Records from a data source
--- start ---

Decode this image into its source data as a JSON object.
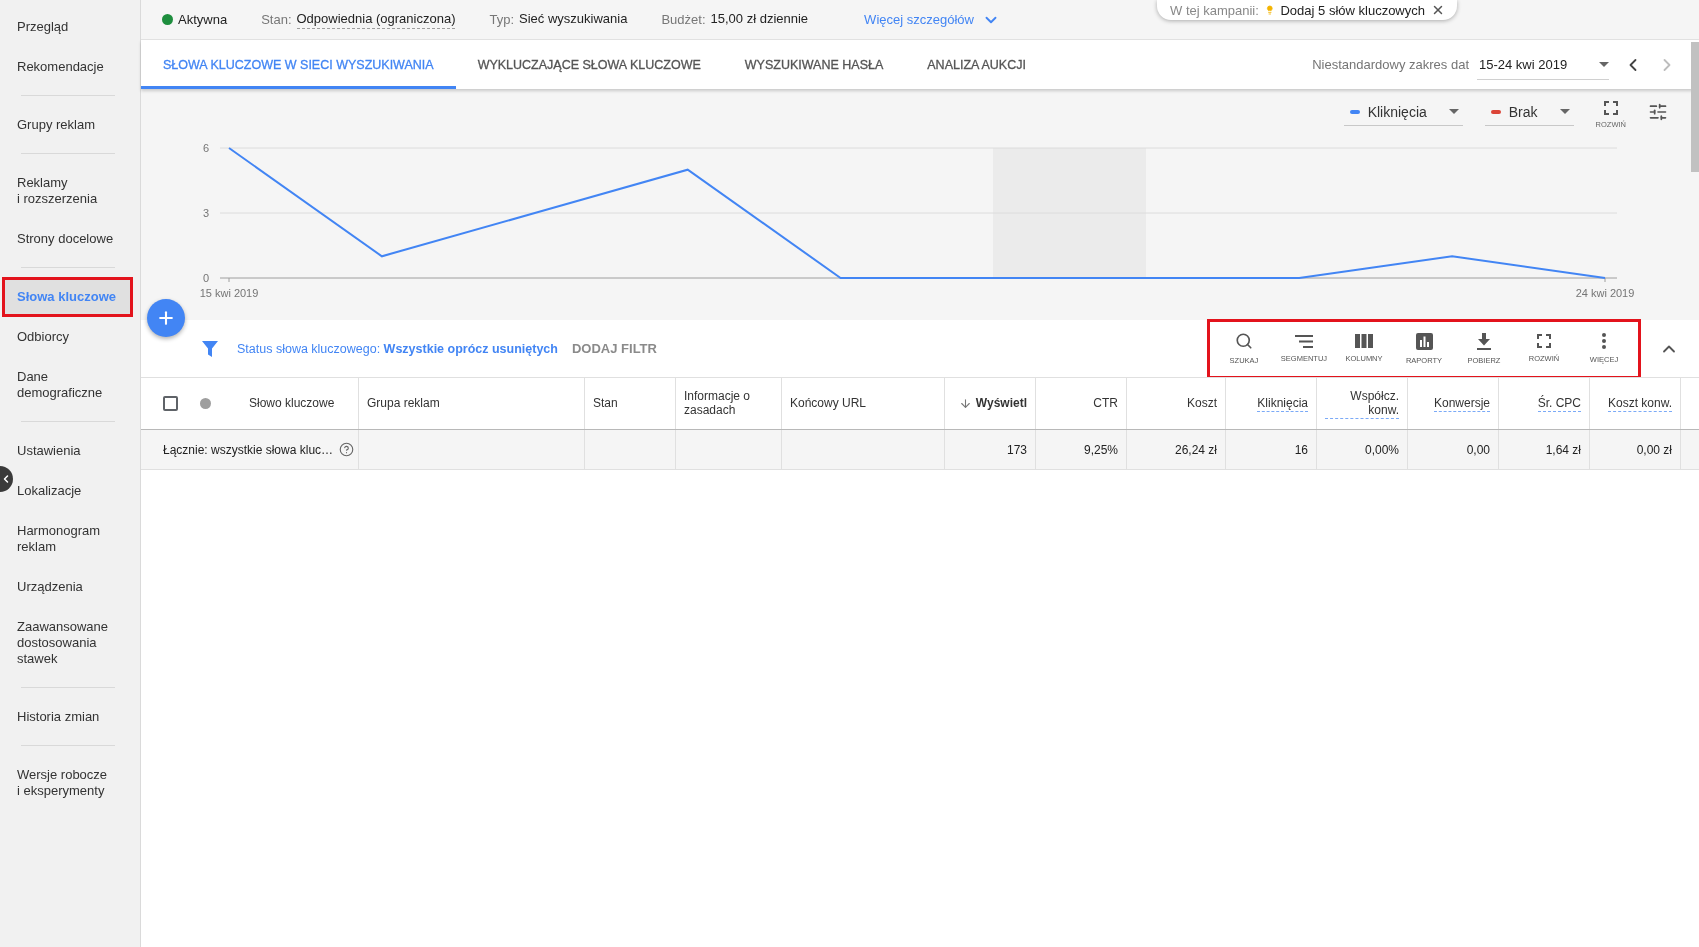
{
  "top_popup": {
    "prefix": "W tej kampanii:",
    "action": "Dodaj 5 słów kluczowych"
  },
  "status_bar": {
    "status": "Aktywna",
    "fields": [
      {
        "label": "Stan:",
        "value": "Odpowiednia (ograniczona)",
        "underlined": true
      },
      {
        "label": "Typ:",
        "value": "Sieć wyszukiwania",
        "underlined": false
      },
      {
        "label": "Budżet:",
        "value": "15,00 zł dziennie",
        "underlined": false
      }
    ],
    "details_link": "Więcej szczegółów"
  },
  "sidebar": {
    "groups": [
      {
        "items": [
          {
            "label": "Przegląd",
            "selected": false,
            "highlighted": false
          },
          {
            "label": "Rekomendacje",
            "selected": false,
            "highlighted": false
          }
        ]
      },
      {
        "items": [
          {
            "label": "Grupy reklam",
            "selected": false,
            "highlighted": false
          }
        ]
      },
      {
        "items": [
          {
            "label": "Reklamy\ni rozszerzenia",
            "selected": false,
            "highlighted": false
          },
          {
            "label": "Strony docelowe",
            "selected": false,
            "highlighted": false
          }
        ]
      },
      {
        "items": [
          {
            "label": "Słowa kluczowe",
            "selected": true,
            "highlighted": true
          },
          {
            "label": "Odbiorcy",
            "selected": false,
            "highlighted": false
          },
          {
            "label": "Dane\ndemograficzne",
            "selected": false,
            "highlighted": false
          }
        ]
      },
      {
        "items": [
          {
            "label": "Ustawienia",
            "selected": false,
            "highlighted": false
          },
          {
            "label": "Lokalizacje",
            "selected": false,
            "highlighted": false
          },
          {
            "label": "Harmonogram\nreklam",
            "selected": false,
            "highlighted": false
          },
          {
            "label": "Urządzenia",
            "selected": false,
            "highlighted": false
          },
          {
            "label": "Zaawansowane\ndostosowania\nstawek",
            "selected": false,
            "highlighted": false
          }
        ]
      },
      {
        "items": [
          {
            "label": "Historia zmian",
            "selected": false,
            "highlighted": false
          }
        ]
      },
      {
        "items": [
          {
            "label": "Wersje robocze\ni eksperymenty",
            "selected": false,
            "highlighted": false
          }
        ]
      }
    ]
  },
  "tabs": [
    {
      "label": "SŁOWA KLUCZOWE W SIECI WYSZUKIWANIA",
      "selected": true
    },
    {
      "label": "WYKLUCZAJĄCE SŁOWA KLUCZOWE",
      "selected": false
    },
    {
      "label": "WYSZUKIWANE HASŁA",
      "selected": false
    },
    {
      "label": "ANALIZA AUKCJI",
      "selected": false
    }
  ],
  "date_range": {
    "label": "Niestandardowy zakres dat",
    "value": "15-24 kwi 2019",
    "prev": {
      "disabled": false
    },
    "next": {
      "disabled": true
    }
  },
  "chart_controls": {
    "compare_metric": {
      "label": "Brak",
      "color": "#db4437"
    },
    "expand": "ROZWIŃ"
  },
  "chart_data": {
    "type": "line",
    "categories": [
      "15 kwi 2019",
      null,
      null,
      null,
      null,
      null,
      null,
      null,
      null,
      "24 kwi 2019"
    ],
    "series": [
      {
        "name": "Kliknięcia",
        "color": "#4285f4",
        "values": [
          6,
          1,
          3,
          5,
          0,
          0,
          0,
          0,
          1,
          0
        ]
      }
    ],
    "ylim": [
      0,
      6
    ],
    "yticks": [
      0,
      3,
      6
    ]
  },
  "filter": {
    "text": "Status słowa kluczowego: **Wszystkie oprócz usuniętych**",
    "add_filter": "DODAJ FILTR"
  },
  "toolbar": {
    "highlighted": true,
    "items": [
      {
        "kind": "search",
        "label": "SZUKAJ"
      },
      {
        "kind": "segment",
        "label": "SEGMENTUJ"
      },
      {
        "kind": "columns",
        "label": "KOLUMNY"
      },
      {
        "kind": "reports",
        "label": "RAPORTY"
      },
      {
        "kind": "download",
        "label": "POBIERZ"
      },
      {
        "kind": "expand",
        "label": "ROZWIŃ"
      },
      {
        "kind": "more",
        "label": "WIĘCEJ"
      }
    ]
  },
  "table": {
    "select_all": {
      "checked": false
    },
    "columns": [
      {
        "label": "Słowo kluczowe",
        "kind": "text",
        "sorted": false,
        "underlined": false
      },
      {
        "label": "Grupa reklam",
        "kind": "text",
        "sorted": false,
        "underlined": false
      },
      {
        "label": "Stan",
        "kind": "text",
        "sorted": false,
        "underlined": false
      },
      {
        "label": "Informacje o zasadach",
        "kind": "text",
        "sorted": false,
        "underlined": false
      },
      {
        "label": "Końcowy URL",
        "kind": "text",
        "sorted": false,
        "underlined": false
      },
      {
        "label": "Wyświetl",
        "kind": "number",
        "sorted": true,
        "underlined": false
      },
      {
        "label": "CTR",
        "kind": "number",
        "sorted": false,
        "underlined": false
      },
      {
        "label": "Koszt",
        "kind": "number",
        "sorted": false,
        "underlined": false
      },
      {
        "label": "Kliknięcia",
        "kind": "number",
        "sorted": false,
        "underlined": true
      },
      {
        "label": "Współcz. konw.",
        "kind": "number",
        "sorted": false,
        "underlined": true
      },
      {
        "label": "Konwersje",
        "kind": "number",
        "sorted": false,
        "underlined": true
      },
      {
        "label": "Śr. CPC",
        "kind": "number",
        "sorted": false,
        "underlined": true
      },
      {
        "label": "Koszt konw.",
        "kind": "number",
        "sorted": false,
        "underlined": true
      }
    ],
    "rows": [
      {
        "kind": "total",
        "cells": [
          "Łącznie: wszystkie słowa kluc…",
          null,
          null,
          null,
          null,
          "173",
          "9,25%",
          "26,24 zł",
          "16",
          "0,00%",
          "0,00",
          "1,64 zł",
          "0,00 zł"
        ]
      }
    ]
  }
}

--- end ---

## Your objective
Transcribe all of the material exactly, leaving out whatever pictures it contains.

## Final answer
Decode this image into its source data as a JSON object.
{
  "top_popup": {
    "prefix": "W tej kampanii:",
    "action": "Dodaj 5 słów kluczowych"
  },
  "status_bar": {
    "status": "Aktywna",
    "fields": [
      {
        "label": "Stan:",
        "value": "Odpowiednia (ograniczona)",
        "underlined": true
      },
      {
        "label": "Typ:",
        "value": "Sieć wyszukiwania",
        "underlined": false
      },
      {
        "label": "Budżet:",
        "value": "15,00 zł dziennie",
        "underlined": false
      }
    ],
    "details_link": "Więcej szczegółów"
  },
  "sidebar": {
    "groups": [
      {
        "items": [
          {
            "label": "Przegląd",
            "selected": false,
            "highlighted": false
          },
          {
            "label": "Rekomendacje",
            "selected": false,
            "highlighted": false
          }
        ]
      },
      {
        "items": [
          {
            "label": "Grupy reklam",
            "selected": false,
            "highlighted": false
          }
        ]
      },
      {
        "items": [
          {
            "label": "Reklamy\ni rozszerzenia",
            "selected": false,
            "highlighted": false
          },
          {
            "label": "Strony docelowe",
            "selected": false,
            "highlighted": false
          }
        ]
      },
      {
        "items": [
          {
            "label": "Słowa kluczowe",
            "selected": true,
            "highlighted": true
          },
          {
            "label": "Odbiorcy",
            "selected": false,
            "highlighted": false
          },
          {
            "label": "Dane\ndemograficzne",
            "selected": false,
            "highlighted": false
          }
        ]
      },
      {
        "items": [
          {
            "label": "Ustawienia",
            "selected": false,
            "highlighted": false
          },
          {
            "label": "Lokalizacje",
            "selected": false,
            "highlighted": false
          },
          {
            "label": "Harmonogram\nreklam",
            "selected": false,
            "highlighted": false
          },
          {
            "label": "Urządzenia",
            "selected": false,
            "highlighted": false
          },
          {
            "label": "Zaawansowane\ndostosowania\nstawek",
            "selected": false,
            "highlighted": false
          }
        ]
      },
      {
        "items": [
          {
            "label": "Historia zmian",
            "selected": false,
            "highlighted": false
          }
        ]
      },
      {
        "items": [
          {
            "label": "Wersje robocze\ni eksperymenty",
            "selected": false,
            "highlighted": false
          }
        ]
      }
    ]
  },
  "tabs": [
    {
      "label": "SŁOWA KLUCZOWE W SIECI WYSZUKIWANIA",
      "selected": true
    },
    {
      "label": "WYKLUCZAJĄCE SŁOWA KLUCZOWE",
      "selected": false
    },
    {
      "label": "WYSZUKIWANE HASŁA",
      "selected": false
    },
    {
      "label": "ANALIZA AUKCJI",
      "selected": false
    }
  ],
  "date_range": {
    "label": "Niestandardowy zakres dat",
    "value": "15-24 kwi 2019",
    "prev": {
      "disabled": false
    },
    "next": {
      "disabled": true
    }
  },
  "chart_controls": {
    "compare_metric": {
      "label": "Brak",
      "color": "#db4437"
    },
    "expand": "ROZWIŃ"
  },
  "chart_data": {
    "type": "line",
    "categories": [
      "15 kwi 2019",
      null,
      null,
      null,
      null,
      null,
      null,
      null,
      null,
      "24 kwi 2019"
    ],
    "series": [
      {
        "name": "Kliknięcia",
        "color": "#4285f4",
        "values": [
          6,
          1,
          3,
          5,
          0,
          0,
          0,
          0,
          1,
          0
        ]
      }
    ],
    "ylim": [
      0,
      6
    ],
    "yticks": [
      0,
      3,
      6
    ]
  },
  "filter": {
    "text": "Status słowa kluczowego: **Wszystkie oprócz usuniętych**",
    "add_filter": "DODAJ FILTR"
  },
  "toolbar": {
    "highlighted": true,
    "items": [
      {
        "kind": "search",
        "label": "SZUKAJ"
      },
      {
        "kind": "segment",
        "label": "SEGMENTUJ"
      },
      {
        "kind": "columns",
        "label": "KOLUMNY"
      },
      {
        "kind": "reports",
        "label": "RAPORTY"
      },
      {
        "kind": "download",
        "label": "POBIERZ"
      },
      {
        "kind": "expand",
        "label": "ROZWIŃ"
      },
      {
        "kind": "more",
        "label": "WIĘCEJ"
      }
    ]
  },
  "table": {
    "select_all": {
      "checked": false
    },
    "columns": [
      {
        "label": "Słowo kluczowe",
        "kind": "text",
        "sorted": false,
        "underlined": false
      },
      {
        "label": "Grupa reklam",
        "kind": "text",
        "sorted": false,
        "underlined": false
      },
      {
        "label": "Stan",
        "kind": "text",
        "sorted": false,
        "underlined": false
      },
      {
        "label": "Informacje o zasadach",
        "kind": "text",
        "sorted": false,
        "underlined": false
      },
      {
        "label": "Końcowy URL",
        "kind": "text",
        "sorted": false,
        "underlined": false
      },
      {
        "label": "Wyświetl",
        "kind": "number",
        "sorted": true,
        "underlined": false
      },
      {
        "label": "CTR",
        "kind": "number",
        "sorted": false,
        "underlined": false
      },
      {
        "label": "Koszt",
        "kind": "number",
        "sorted": false,
        "underlined": false
      },
      {
        "label": "Kliknięcia",
        "kind": "number",
        "sorted": false,
        "underlined": true
      },
      {
        "label": "Współcz. konw.",
        "kind": "number",
        "sorted": false,
        "underlined": true
      },
      {
        "label": "Konwersje",
        "kind": "number",
        "sorted": false,
        "underlined": true
      },
      {
        "label": "Śr. CPC",
        "kind": "number",
        "sorted": false,
        "underlined": true
      },
      {
        "label": "Koszt konw.",
        "kind": "number",
        "sorted": false,
        "underlined": true
      }
    ],
    "rows": [
      {
        "kind": "total",
        "cells": [
          "Łącznie: wszystkie słowa kluc…",
          null,
          null,
          null,
          null,
          "173",
          "9,25%",
          "26,24 zł",
          "16",
          "0,00%",
          "0,00",
          "1,64 zł",
          "0,00 zł"
        ]
      }
    ]
  }
}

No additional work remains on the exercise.